> [Aim] Reproduce the material word for word, from its first line through the line that contains "The axis of rotation X is at (801, 565).". Include both of those lines.

> [Records shown]
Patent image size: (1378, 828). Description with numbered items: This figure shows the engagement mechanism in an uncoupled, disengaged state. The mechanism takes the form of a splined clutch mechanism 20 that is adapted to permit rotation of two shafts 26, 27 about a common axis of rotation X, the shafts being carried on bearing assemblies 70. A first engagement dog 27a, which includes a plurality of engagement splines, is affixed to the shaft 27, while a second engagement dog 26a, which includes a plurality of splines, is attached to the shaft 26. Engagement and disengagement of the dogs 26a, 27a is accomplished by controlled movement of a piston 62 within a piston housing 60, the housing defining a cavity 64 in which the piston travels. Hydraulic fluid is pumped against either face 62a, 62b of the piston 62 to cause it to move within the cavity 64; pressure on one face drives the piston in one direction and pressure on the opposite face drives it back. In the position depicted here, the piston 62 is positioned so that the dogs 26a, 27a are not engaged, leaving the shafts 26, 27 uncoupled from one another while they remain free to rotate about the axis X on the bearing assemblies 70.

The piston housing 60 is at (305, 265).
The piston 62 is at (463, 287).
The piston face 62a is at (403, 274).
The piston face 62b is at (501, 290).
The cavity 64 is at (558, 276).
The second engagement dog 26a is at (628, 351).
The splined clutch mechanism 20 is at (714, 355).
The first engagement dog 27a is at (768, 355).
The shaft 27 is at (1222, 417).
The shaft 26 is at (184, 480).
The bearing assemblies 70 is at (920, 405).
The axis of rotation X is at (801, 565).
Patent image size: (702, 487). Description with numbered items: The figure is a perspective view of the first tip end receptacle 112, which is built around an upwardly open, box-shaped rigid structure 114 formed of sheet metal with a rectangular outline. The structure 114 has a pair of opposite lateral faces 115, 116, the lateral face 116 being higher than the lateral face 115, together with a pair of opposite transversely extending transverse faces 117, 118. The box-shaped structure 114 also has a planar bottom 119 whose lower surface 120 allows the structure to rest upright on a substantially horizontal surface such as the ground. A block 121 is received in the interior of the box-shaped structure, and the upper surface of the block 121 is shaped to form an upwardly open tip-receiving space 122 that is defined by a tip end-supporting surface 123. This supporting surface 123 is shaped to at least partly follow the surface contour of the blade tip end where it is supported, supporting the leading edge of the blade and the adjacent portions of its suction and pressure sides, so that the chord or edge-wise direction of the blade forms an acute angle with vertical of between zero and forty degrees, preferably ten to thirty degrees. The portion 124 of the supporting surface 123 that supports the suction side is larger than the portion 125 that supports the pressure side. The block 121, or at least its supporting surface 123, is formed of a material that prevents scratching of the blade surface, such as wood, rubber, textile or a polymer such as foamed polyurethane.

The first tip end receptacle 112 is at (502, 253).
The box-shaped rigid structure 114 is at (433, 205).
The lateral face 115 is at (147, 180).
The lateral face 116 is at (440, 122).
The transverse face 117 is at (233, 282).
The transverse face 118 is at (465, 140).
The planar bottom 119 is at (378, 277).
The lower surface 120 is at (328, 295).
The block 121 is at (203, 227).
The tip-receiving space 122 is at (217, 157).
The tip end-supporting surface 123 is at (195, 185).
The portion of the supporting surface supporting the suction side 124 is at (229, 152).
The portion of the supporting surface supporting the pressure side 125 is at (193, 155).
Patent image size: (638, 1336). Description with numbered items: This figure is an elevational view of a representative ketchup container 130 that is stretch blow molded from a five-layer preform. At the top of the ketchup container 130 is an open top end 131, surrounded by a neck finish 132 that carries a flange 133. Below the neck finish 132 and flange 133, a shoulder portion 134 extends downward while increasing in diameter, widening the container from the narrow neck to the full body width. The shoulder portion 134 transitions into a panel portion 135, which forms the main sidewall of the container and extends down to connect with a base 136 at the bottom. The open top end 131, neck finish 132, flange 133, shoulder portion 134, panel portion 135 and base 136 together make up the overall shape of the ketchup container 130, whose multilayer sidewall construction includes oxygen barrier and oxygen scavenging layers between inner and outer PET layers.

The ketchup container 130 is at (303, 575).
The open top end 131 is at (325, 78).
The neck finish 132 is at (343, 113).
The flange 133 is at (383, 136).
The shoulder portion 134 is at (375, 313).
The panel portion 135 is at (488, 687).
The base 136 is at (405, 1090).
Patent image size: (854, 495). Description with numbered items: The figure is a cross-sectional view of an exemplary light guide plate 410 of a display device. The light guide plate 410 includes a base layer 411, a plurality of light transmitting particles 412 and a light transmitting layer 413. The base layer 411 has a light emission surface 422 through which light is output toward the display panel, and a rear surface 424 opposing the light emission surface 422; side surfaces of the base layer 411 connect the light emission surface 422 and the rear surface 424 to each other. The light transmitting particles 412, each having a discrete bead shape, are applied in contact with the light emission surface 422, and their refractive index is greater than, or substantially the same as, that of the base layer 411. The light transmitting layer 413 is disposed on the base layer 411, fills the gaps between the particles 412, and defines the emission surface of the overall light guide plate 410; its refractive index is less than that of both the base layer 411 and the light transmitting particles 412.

> [Task response]
Patent image size: (1378, 828). Description with numbered items: This figure shows the engagement mechanism in an uncoupled, disengaged state. The mechanism takes the form of a splined clutch mechanism 20 that is adapted to permit rotation of two shafts 26, 27 about a common axis of rotation X, the shafts being carried on bearing assemblies 70. A first engagement dog 27a, which includes a plurality of engagement splines, is affixed to the shaft 27, while a second engagement dog 26a, which includes a plurality of splines, is attached to the shaft 26. Engagement and disengagement of the dogs 26a, 27a is accomplished by controlled movement of a piston 62 within a piston housing 60, the housing defining a cavity 64 in which the piston travels. Hydraulic fluid is pumped against either face 62a, 62b of the piston 62 to cause it to move within the cavity 64; pressure on one face drives the piston in one direction and pressure on the opposite face drives it back. In the position depicted here, the piston 62 is positioned so that the dogs 26a, 27a are not engaged, leaving the shafts 26, 27 uncoupled from one another while they remain free to rotate about the axis X on the bearing assemblies 70.

The piston housing 60 is at (305, 265).
The piston 62 is at (463, 287).
The piston face 62a is at (403, 274).
The piston face 62b is at (501, 290).
The cavity 64 is at (558, 276).
The second engagement dog 26a is at (628, 351).
The splined clutch mechanism 20 is at (714, 355).
The first engagement dog 27a is at (768, 355).
The shaft 27 is at (1222, 417).
The shaft 26 is at (184, 480).
The bearing assemblies 70 is at (920, 405).
The axis of rotation X is at (801, 565).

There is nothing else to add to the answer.